## YOUR INSTRUCTIONS:
State how many lines in the listing contain the string "Shri", and add nothing to that number.

## RECORDS SUPPLIED:
****************
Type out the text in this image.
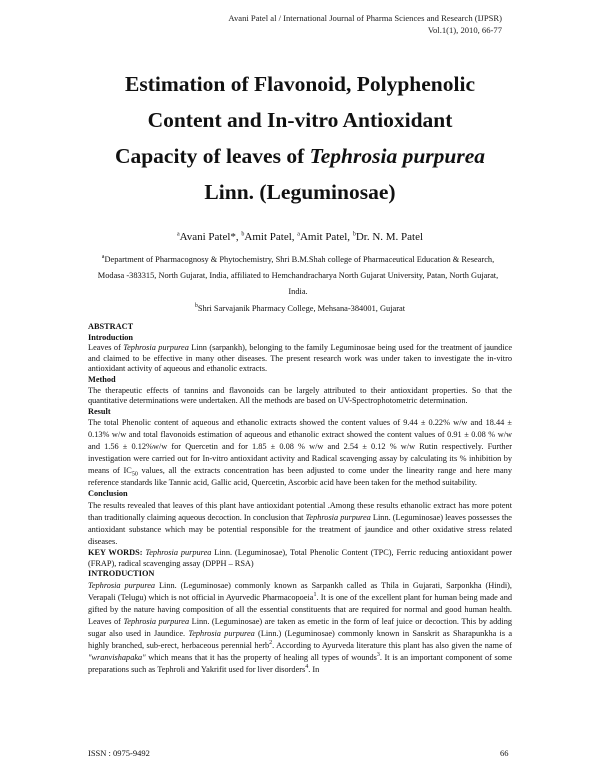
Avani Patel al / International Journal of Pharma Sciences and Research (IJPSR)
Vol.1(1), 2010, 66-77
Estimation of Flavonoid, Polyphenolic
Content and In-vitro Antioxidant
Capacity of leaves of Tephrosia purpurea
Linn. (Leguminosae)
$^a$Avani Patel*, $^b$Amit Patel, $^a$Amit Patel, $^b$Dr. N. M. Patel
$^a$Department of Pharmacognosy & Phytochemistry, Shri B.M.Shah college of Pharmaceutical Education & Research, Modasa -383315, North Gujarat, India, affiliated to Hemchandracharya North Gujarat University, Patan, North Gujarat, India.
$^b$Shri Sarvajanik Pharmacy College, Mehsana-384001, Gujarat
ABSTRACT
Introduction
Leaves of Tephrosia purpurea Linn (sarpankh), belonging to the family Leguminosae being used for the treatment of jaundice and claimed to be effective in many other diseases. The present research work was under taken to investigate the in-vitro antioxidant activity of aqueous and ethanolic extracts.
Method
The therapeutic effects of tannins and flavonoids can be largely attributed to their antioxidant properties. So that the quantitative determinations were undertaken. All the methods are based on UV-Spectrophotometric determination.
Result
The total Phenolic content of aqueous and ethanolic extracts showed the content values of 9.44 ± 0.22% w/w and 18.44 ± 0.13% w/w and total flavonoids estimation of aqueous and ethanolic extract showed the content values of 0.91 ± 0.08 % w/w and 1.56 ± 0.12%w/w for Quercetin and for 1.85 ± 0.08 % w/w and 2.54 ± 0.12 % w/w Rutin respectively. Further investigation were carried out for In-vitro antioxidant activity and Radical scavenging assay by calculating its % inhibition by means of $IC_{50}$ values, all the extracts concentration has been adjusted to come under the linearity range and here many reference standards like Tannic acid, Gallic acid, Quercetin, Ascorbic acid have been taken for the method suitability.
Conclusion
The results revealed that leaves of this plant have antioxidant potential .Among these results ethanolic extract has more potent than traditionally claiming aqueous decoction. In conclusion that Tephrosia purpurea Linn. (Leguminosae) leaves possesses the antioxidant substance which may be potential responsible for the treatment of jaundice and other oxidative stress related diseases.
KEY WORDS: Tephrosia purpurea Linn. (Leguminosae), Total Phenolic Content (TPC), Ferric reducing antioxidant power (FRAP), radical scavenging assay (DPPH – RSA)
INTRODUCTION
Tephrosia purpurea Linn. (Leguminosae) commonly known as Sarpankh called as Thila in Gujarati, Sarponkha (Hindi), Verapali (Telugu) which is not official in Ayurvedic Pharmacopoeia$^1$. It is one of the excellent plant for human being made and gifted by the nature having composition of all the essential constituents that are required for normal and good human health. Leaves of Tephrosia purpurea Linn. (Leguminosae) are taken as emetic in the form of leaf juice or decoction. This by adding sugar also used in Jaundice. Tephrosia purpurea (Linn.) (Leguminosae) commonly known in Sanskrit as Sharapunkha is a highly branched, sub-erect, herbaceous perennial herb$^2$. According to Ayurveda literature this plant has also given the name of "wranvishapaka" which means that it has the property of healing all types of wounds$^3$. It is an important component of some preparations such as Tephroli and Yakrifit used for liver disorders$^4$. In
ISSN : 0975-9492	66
****************
## WRITTEN ANSWER:
2